### AIM
Reproduce the records. Keep every word exact and include no images.

[Saved entries]

- - - - - - -

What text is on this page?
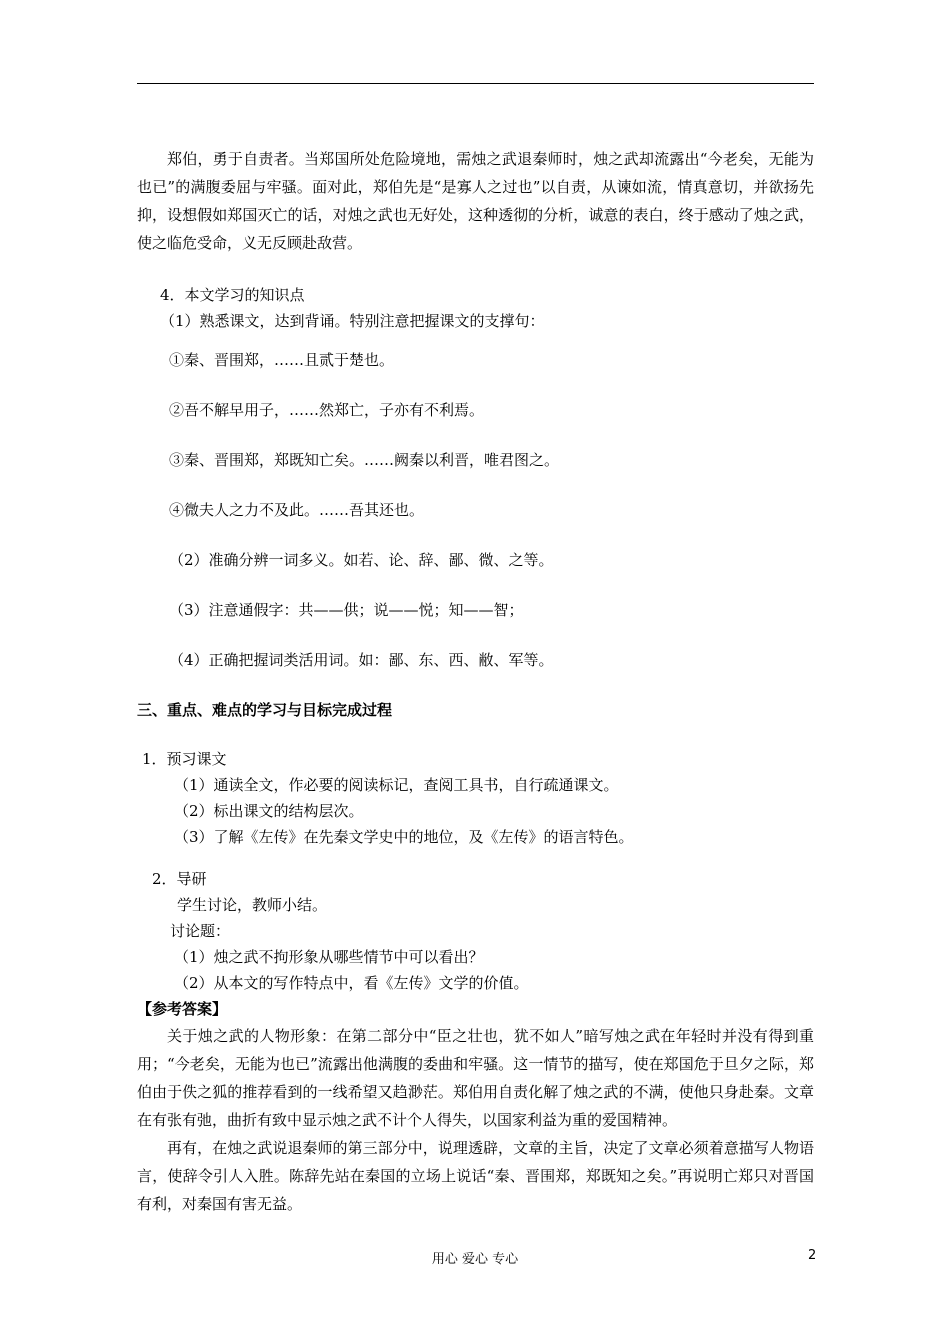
郑伯，勇于自责者。当郑国所处危险境地，需烛之武退秦师时，烛之武却流露出“今老矣，无能为也已”的满腹委屈与牢骚。面对此，郑伯先是“是寡人之过也”以自责，从谏如流，情真意切，并欲扬先抑，设想假如郑国灭亡的话，对烛之武也无好处，这种透彻的分析，诚意的表白，终于感动了烛之武，使之临危受命，义无反顾赴敌营。

4．本文学习的知识点

（1）熟悉课文，达到背诵。特别注意把握课文的支撑句：

①秦、晋围郑，……且贰于楚也。

②吾不解早用子，……然郑亡，子亦有不利焉。

③秦、晋围郑，郑既知亡矣。……阙秦以利晋，唯君图之。

④微夫人之力不及此。……吾其还也。

（2）准确分辨一词多义。如若、论、辞、鄙、微、之等。

（3）注意通假字：共——供；说——悦；知——智；

（4）正确把握词类活用词。如：鄙、东、西、敝、军等。

三、重点、难点的学习与目标完成过程

1．预习课文

（1）通读全文，作必要的阅读标记，查阅工具书，自行疏通课文。

（2）标出课文的结构层次。

（3）了解《左传》在先秦文学史中的地位，及《左传》的语言特色。

2．导研

学生讨论，教师小结。

讨论题：

（1）烛之武不拘形象从哪些情节中可以看出？

（2）从本文的写作特点中，看《左传》文学的价值。

【参考答案】

关于烛之武的人物形象：在第二部分中“臣之壮也，犹不如人”暗写烛之武在年轻时并没有得到重用；“今老矣，无能为也已”流露出他满腹的委曲和牢骚。这一情节的描写，使在郑国危于旦夕之际，郑伯由于佚之狐的推荐看到的一线希望又趋渺茫。郑伯用自责化解了烛之武的不满，使他只身赴秦。文章在有张有弛，曲折有致中显示烛之武不计个人得失，以国家利益为重的爱国精神。

再有，在烛之武说退秦师的第三部分中，说理透辟，文章的主旨，决定了文章必须着意描写人物语言，使辞令引人入胜。陈辞先站在秦国的立场上说话“秦、晋围郑，郑既知之矣。”再说明亡郑只对晋国有利，对秦国有害无益。

用心 爱心 专心	2
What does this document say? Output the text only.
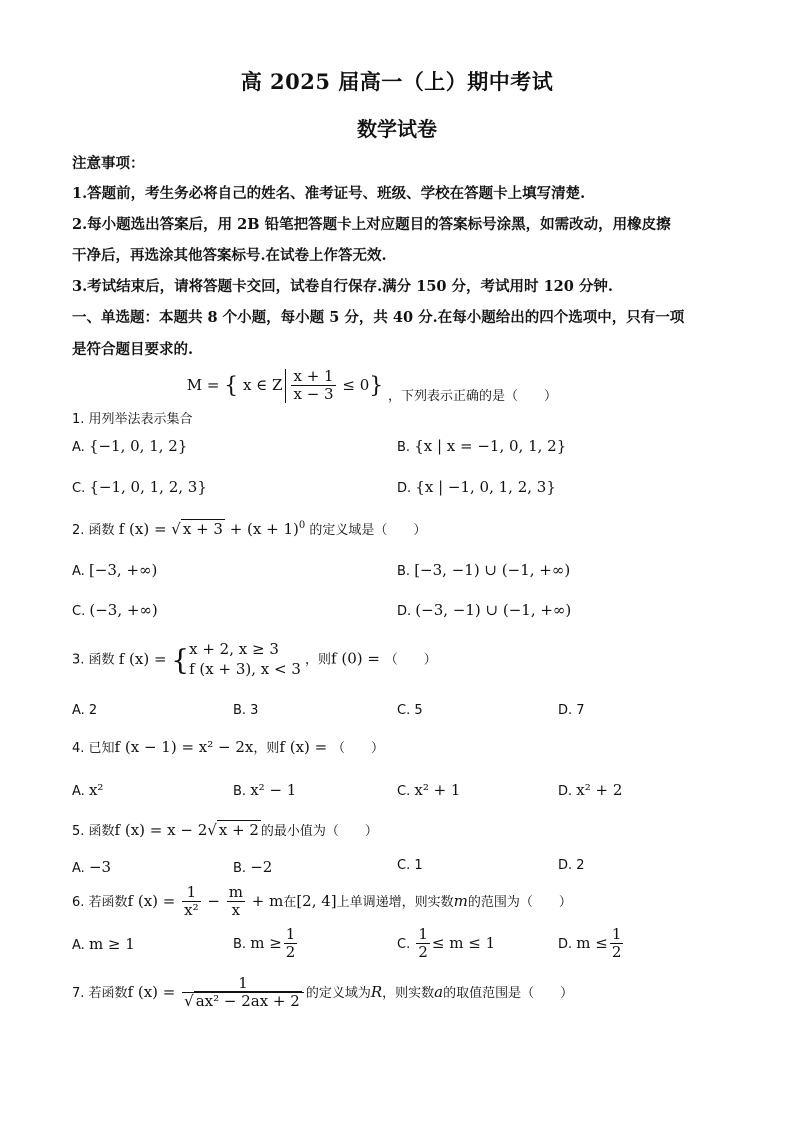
高 2025 届高一（上）期中考试
数学试卷
注意事项：
1.答题前，考生务必将自己的姓名、准考证号、班级、学校在答题卡上填写清楚.
2.每小题选出答案后，用 2B 铅笔把答题卡上对应题目的答案标号涂黑，如需改动，用橡皮擦
干净后，再选涂其他答案标号.在试卷上作答无效.
3.考试结束后，请将答题卡交回，试卷自行保存.满分 150 分，考试用时 120 分钟.
一、单选题：本题共 8 个小题，每小题 5 分，共 40 分.在每小题给出的四个选项中，只有一项
是符合题目要求的.
1. 用列举法表示集合 M = { x ∈ Z $\frac{x + 1}{x - 3} \le 0$} ，下列表示正确的是（　　）
A. {−1, 0, 1, 2}	B. {x | x = −1, 0, 1, 2}
C. {−1, 0, 1, 2, 3}	D. {x | −1, 0, 1, 2, 3}
2. 函数 f (x) = √ $x + 3 + (x + 1)^0$ 的定义域是（　　）
A. [−3, +∞)	B. [−3, −1) ∪ (−1, +∞)
C. (−3, +∞)	D. (−3, −1) ∪ (−1, +∞)
3. 函数 f (x) = { x + 2, x ≥ 3
f (x + 3), x < 3 ，则f (0) = （　　）
A. 2	B. 3	C. 5	D. 7
4. 已知f (x − 1) = x² − 2x，则f (x) = （　　）
A. x²	B. x² − 1	C. x² + 1	D. x² + 2
5. 函数f (x) = x − 2√ x + 2 的最小值为（　　）
A. −3	B. −2	C. 1	D. 2
6. 若函数f $(x) = \frac{1}{\text{x²}} - \frac{m}{x} + m$在[2, 4]上单调递增，则实数m的范围为（　　）
A. m ≥ 1	B. $m \ge \frac{1}{2}$	C. $\frac{1}{2} \le m \le 1$	D. $m \le \frac{1}{2}$
7. 若函数f $(x) = \frac{1}{\text{√ ax² − 2ax + 2}}$ 的定义域为R，则实数a的取值范围是（　　）
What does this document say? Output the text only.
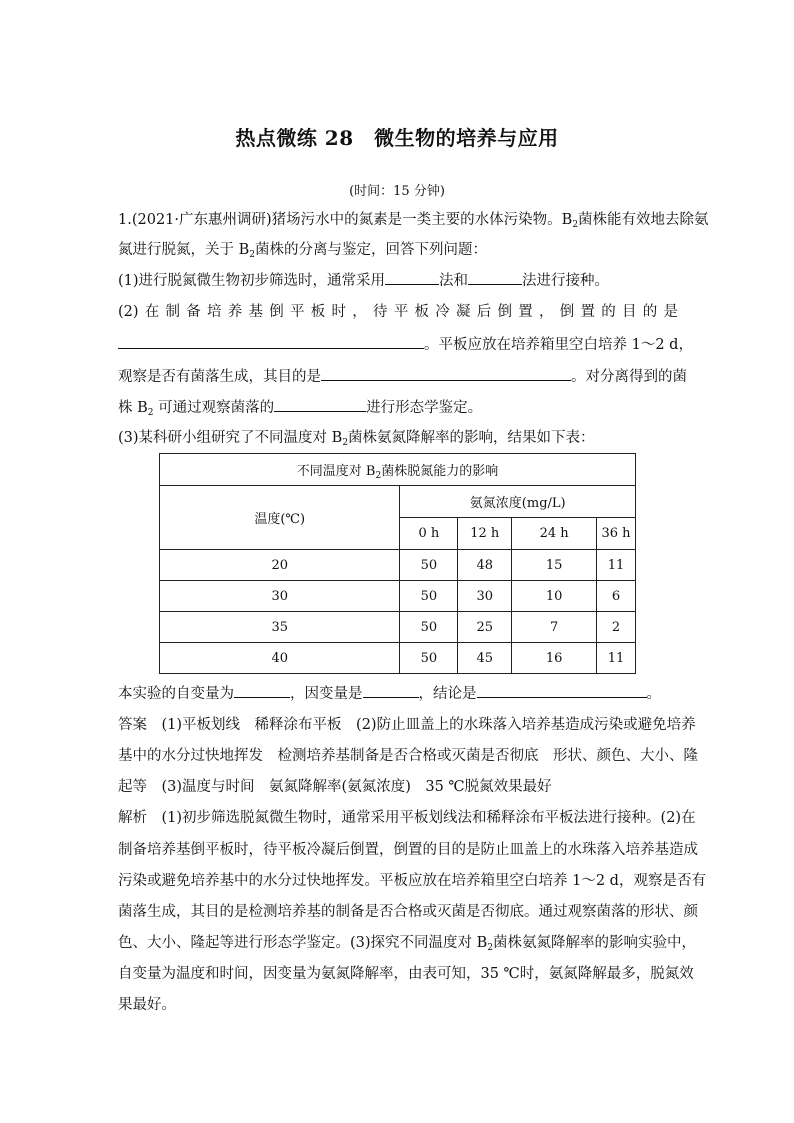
热点微练 28　微生物的培养与应用
(时间：15 分钟)
1.(2021·广东惠州调研)猪场污水中的氮素是一类主要的水体污染物。$B_2$菌株能有效地去除氨
氮进行脱氮，关于 $B_2$菌株的分离与鉴定，回答下列问题：
(1)进行脱氮微生物初步筛选时，通常采用	法和	法进行接种。
(2)在制备培养基倒平板时，待平板冷凝后倒置，倒置的目的是
。平板应放在培养箱里空白培养 1～2 d，
观察是否有菌落生成，其目的是	。对分离得到的菌
株 $B_2$ 可通过观察菌落的	进行形态学鉴定。
(3)某科研小组研究了不同温度对 $B_2$菌株氨氮降解率的影响，结果如下表：
不同温度对 $B_2$菌株脱氮能力的影响				
温度(℃)	氨氮浓度(mg/L)			
	0 h	12 h	24 h	36 h
20	50	48	15	11
30	50	30	10	6
35	50	25	7	2
40	50	45	16	11
本实验的自变量为	，因变量是	，结论是	。
答案　 (1)平板划线　稀释涂布平板　(2)防止皿盖上的水珠落入培养基造成污染或避免培养
基中的水分过快地挥发　检测培养基制备是否合格或灭菌是否彻底　形状、颜色、大小、隆
起等　(3)温度与时间　氨氮降解率(氨氮浓度)　35 ℃脱氮效果最好
解析　 (1)初步筛选脱氮微生物时，通常采用平板划线法和稀释涂布平板法进行接种。(2)在
制备培养基倒平板时，待平板冷凝后倒置，倒置的目的是防止皿盖上的水珠落入培养基造成
污染或避免培养基中的水分过快地挥发。平板应放在培养箱里空白培养 1～2 d，观察是否有
菌落生成，其目的是检测培养基的制备是否合格或灭菌是否彻底。通过观察菌落的形状、颜
色、大小、隆起等进行形态学鉴定。(3)探究不同温度对 $B_2$菌株氨氮降解率的影响实验中，
自变量为温度和时间，因变量为氨氮降解率，由表可知，35 ℃时，氨氮降解最多，脱氮效
果最好。
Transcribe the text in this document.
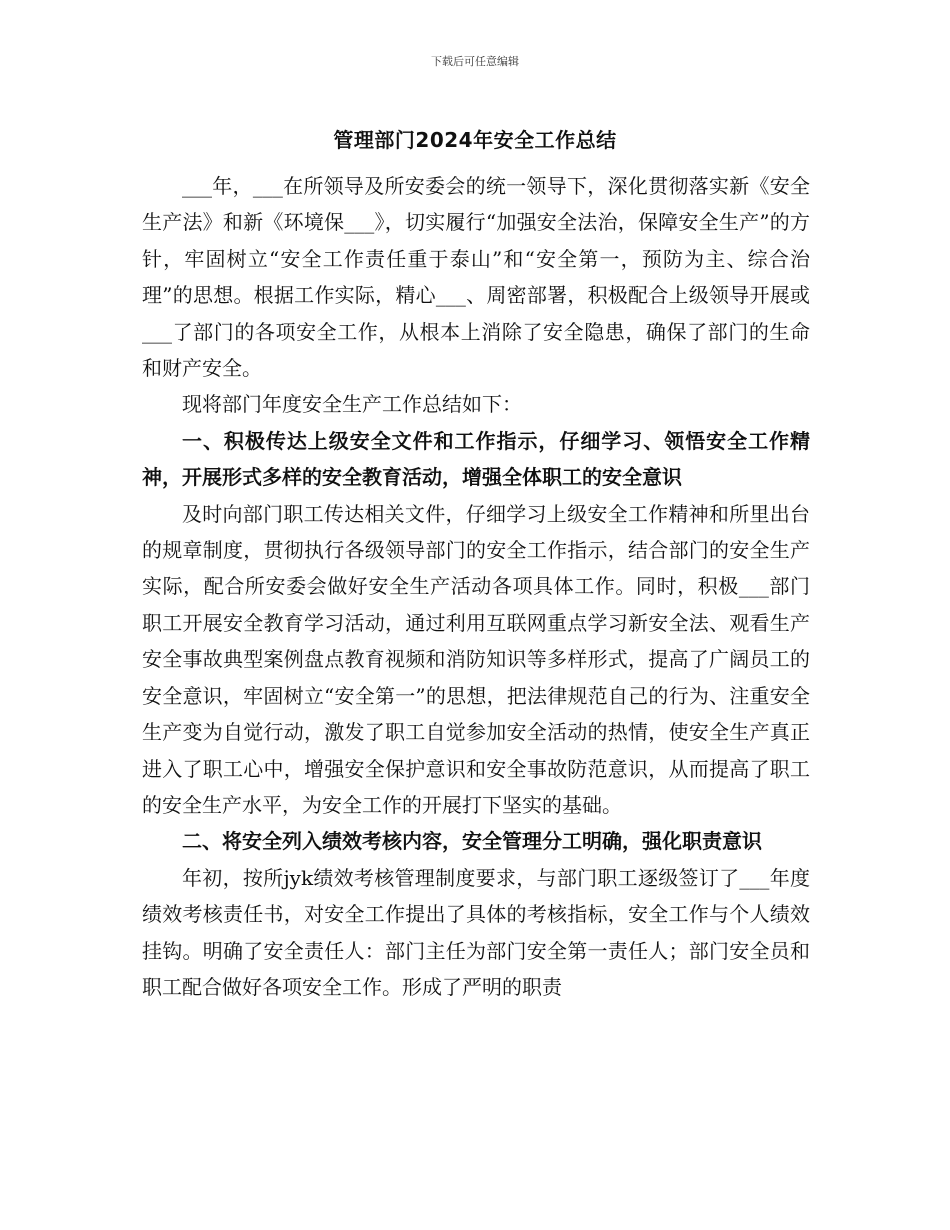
下载后可任意编辑
管理部门2024年安全工作总结

___年，___在所领导及所安委会的统一领导下，深化贯彻落实新《安全生产法》和新《环境保___》，切实履行“加强安全法治，保障安全生产”的方针，牢固树立“安全工作责任重于泰山”和“安全第一，预防为主、综合治理”的思想。根据工作实际，精心___、周密部署，积极配合上级领导开展或___了部门的各项安全工作，从根本上消除了安全隐患，确保了部门的生命和财产安全。

现将部门年度安全生产工作总结如下：

一、积极传达上级安全文件和工作指示，仔细学习、领悟安全工作精神，开展形式多样的安全教育活动，增强全体职工的安全意识

及时向部门职工传达相关文件，仔细学习上级安全工作精神和所里出台的规章制度，贯彻执行各级领导部门的安全工作指示，结合部门的安全生产实际，配合所安委会做好安全生产活动各项具体工作。同时，积极___部门职工开展安全教育学习活动，通过利用互联网重点学习新安全法、观看生产安全事故典型案例盘点教育视频和消防知识等多样形式，提高了广阔员工的安全意识，牢固树立“安全第一”的思想，把法律规范自己的行为、注重安全生产变为自觉行动，激发了职工自觉参加安全活动的热情，使安全生产真正进入了职工心中，增强安全保护意识和安全事故防范意识，从而提高了职工的安全生产水平，为安全工作的开展打下坚实的基础。

二、将安全列入绩效考核内容，安全管理分工明确，强化职责意识

年初，按所jyk绩效考核管理制度要求，与部门职工逐级签订了___年度绩效考核责任书，对安全工作提出了具体的考核指标，安全工作与个人绩效挂钩。明确了安全责任人：部门主任为部门安全第一责任人；部门安全员和职工配合做好各项安全工作。形成了严明的职责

- - - - - - -

### FULL RESPONSE
What text is on this page?
郑伯，勇于自责者。当郑国所处危险境地，需烛之武退秦师时，烛之武却流露出“今老矣，无能为也已”的满腹委屈与牢骚。面对此，郑伯先是“是寡人之过也”以自责，从谏如流，情真意切，并欲扬先抑，设想假如郑国灭亡的话，对烛之武也无好处，这种透彻的分析，诚意的表白，终于感动了烛之武，使之临危受命，义无反顾赴敌营。

4．本文学习的知识点

（1）熟悉课文，达到背诵。特别注意把握课文的支撑句：

①秦、晋围郑，……且贰于楚也。

②吾不解早用子，……然郑亡，子亦有不利焉。

③秦、晋围郑，郑既知亡矣。……阙秦以利晋，唯君图之。

④微夫人之力不及此。……吾其还也。

（2）准确分辨一词多义。如若、论、辞、鄙、微、之等。

（3）注意通假字：共——供；说——悦；知——智；

（4）正确把握词类活用词。如：鄙、东、西、敝、军等。

三、重点、难点的学习与目标完成过程

1．预习课文

（1）通读全文，作必要的阅读标记，查阅工具书，自行疏通课文。

（2）标出课文的结构层次。

（3）了解《左传》在先秦文学史中的地位，及《左传》的语言特色。

2．导研

学生讨论，教师小结。

讨论题：

（1）烛之武不拘形象从哪些情节中可以看出？

（2）从本文的写作特点中，看《左传》文学的价值。

【参考答案】

关于烛之武的人物形象：在第二部分中“臣之壮也，犹不如人”暗写烛之武在年轻时并没有得到重用；“今老矣，无能为也已”流露出他满腹的委曲和牢骚。这一情节的描写，使在郑国危于旦夕之际，郑伯由于佚之狐的推荐看到的一线希望又趋渺茫。郑伯用自责化解了烛之武的不满，使他只身赴秦。文章在有张有弛，曲折有致中显示烛之武不计个人得失，以国家利益为重的爱国精神。

再有，在烛之武说退秦师的第三部分中，说理透辟，文章的主旨，决定了文章必须着意描写人物语言，使辞令引人入胜。陈辞先站在秦国的立场上说话“秦、晋围郑，郑既知之矣。”再说明亡郑只对晋国有利，对秦国有害无益。

用心 爱心 专心	2
What does this document say? Output the text only.
高 2025 届高一（上）期中考试
数学试卷
注意事项：
1.答题前，考生务必将自己的姓名、准考证号、班级、学校在答题卡上填写清楚.
2.每小题选出答案后，用 2B 铅笔把答题卡上对应题目的答案标号涂黑，如需改动，用橡皮擦
干净后，再选涂其他答案标号.在试卷上作答无效.
3.考试结束后，请将答题卡交回，试卷自行保存.满分 150 分，考试用时 120 分钟.
一、单选题：本题共 8 个小题，每小题 5 分，共 40 分.在每小题给出的四个选项中，只有一项
是符合题目要求的.
1. 用列举法表示集合 M = { x ∈ Z $\frac{x + 1}{x - 3} \le 0$} ，下列表示正确的是（　　）
A. {−1, 0, 1, 2}	B. {x | x = −1, 0, 1, 2}
C. {−1, 0, 1, 2, 3}	D. {x | −1, 0, 1, 2, 3}
2. 函数 f (x) = √ $x + 3 + (x + 1)^0$ 的定义域是（　　）
A. [−3, +∞)	B. [−3, −1) ∪ (−1, +∞)
C. (−3, +∞)	D. (−3, −1) ∪ (−1, +∞)
3. 函数 f (x) = { x + 2, x ≥ 3
f (x + 3), x < 3 ，则f (0) = （　　）
A. 2	B. 3	C. 5	D. 7
4. 已知f (x − 1) = x² − 2x，则f (x) = （　　）
A. x²	B. x² − 1	C. x² + 1	D. x² + 2
5. 函数f (x) = x − 2√ x + 2 的最小值为（　　）
A. −3	B. −2	C. 1	D. 2
6. 若函数f $(x) = \frac{1}{\text{x²}} - \frac{m}{x} + m$在[2, 4]上单调递增，则实数m的范围为（　　）
A. m ≥ 1	B. $m \ge \frac{1}{2}$	C. $\frac{1}{2} \le m \le 1$	D. $m \le \frac{1}{2}$
7. 若函数f $(x) = \frac{1}{\text{√ ax² − 2ax + 2}}$ 的定义域为R，则实数a的取值范围是（　　）
What does this document say? Output the text only.
热点微练 28　微生物的培养与应用
(时间：15 分钟)
1.(2021·广东惠州调研)猪场污水中的氮素是一类主要的水体污染物。$B_2$菌株能有效地去除氨
氮进行脱氮，关于 $B_2$菌株的分离与鉴定，回答下列问题：
(1)进行脱氮微生物初步筛选时，通常采用	法和	法进行接种。
(2)在制备培养基倒平板时，待平板冷凝后倒置，倒置的目的是
。平板应放在培养箱里空白培养 1～2 d，
观察是否有菌落生成，其目的是	。对分离得到的菌
株 $B_2$ 可通过观察菌落的	进行形态学鉴定。
(3)某科研小组研究了不同温度对 $B_2$菌株氨氮降解率的影响，结果如下表：
不同温度对 $B_2$菌株脱氮能力的影响				
温度(℃)	氨氮浓度(mg/L)			
	0 h	12 h	24 h	36 h
20	50	48	15	11
30	50	30	10	6
35	50	25	7	2
40	50	45	16	11
本实验的自变量为	，因变量是	，结论是	。
答案　 (1)平板划线　稀释涂布平板　(2)防止皿盖上的水珠落入培养基造成污染或避免培养
基中的水分过快地挥发　检测培养基制备是否合格或灭菌是否彻底　形状、颜色、大小、隆
起等　(3)温度与时间　氨氮降解率(氨氮浓度)　35 ℃脱氮效果最好
解析　 (1)初步筛选脱氮微生物时，通常采用平板划线法和稀释涂布平板法进行接种。(2)在
制备培养基倒平板时，待平板冷凝后倒置，倒置的目的是防止皿盖上的水珠落入培养基造成
污染或避免培养基中的水分过快地挥发。平板应放在培养箱里空白培养 1～2 d，观察是否有
菌落生成，其目的是检测培养基的制备是否合格或灭菌是否彻底。通过观察菌落的形状、颜
色、大小、隆起等进行形态学鉴定。(3)探究不同温度对 $B_2$菌株氨氮降解率的影响实验中，
自变量为温度和时间，因变量为氨氮降解率，由表可知，35 ℃时，氨氮降解最多，脱氮效
果最好。
Transcribe the text in this document.
下载后可任意编辑
管理部门2024年安全工作总结

___年，___在所领导及所安委会的统一领导下，深化贯彻落实新《安全生产法》和新《环境保___》，切实履行“加强安全法治，保障安全生产”的方针，牢固树立“安全工作责任重于泰山”和“安全第一，预防为主、综合治理”的思想。根据工作实际，精心___、周密部署，积极配合上级领导开展或___了部门的各项安全工作，从根本上消除了安全隐患，确保了部门的生命和财产安全。

现将部门年度安全生产工作总结如下：

一、积极传达上级安全文件和工作指示，仔细学习、领悟安全工作精神，开展形式多样的安全教育活动，增强全体职工的安全意识

及时向部门职工传达相关文件，仔细学习上级安全工作精神和所里出台的规章制度，贯彻执行各级领导部门的安全工作指示，结合部门的安全生产实际，配合所安委会做好安全生产活动各项具体工作。同时，积极___部门职工开展安全教育学习活动，通过利用互联网重点学习新安全法、观看生产安全事故典型案例盘点教育视频和消防知识等多样形式，提高了广阔员工的安全意识，牢固树立“安全第一”的思想，把法律规范自己的行为、注重安全生产变为自觉行动，激发了职工自觉参加安全活动的热情，使安全生产真正进入了职工心中，增强安全保护意识和安全事故防范意识，从而提高了职工的安全生产水平，为安全工作的开展打下坚实的基础。

二、将安全列入绩效考核内容，安全管理分工明确，强化职责意识

年初，按所jyk绩效考核管理制度要求，与部门职工逐级签订了___年度绩效考核责任书，对安全工作提出了具体的考核指标，安全工作与个人绩效挂钩。明确了安全责任人：部门主任为部门安全第一责任人；部门安全员和职工配合做好各项安全工作。形成了严明的职责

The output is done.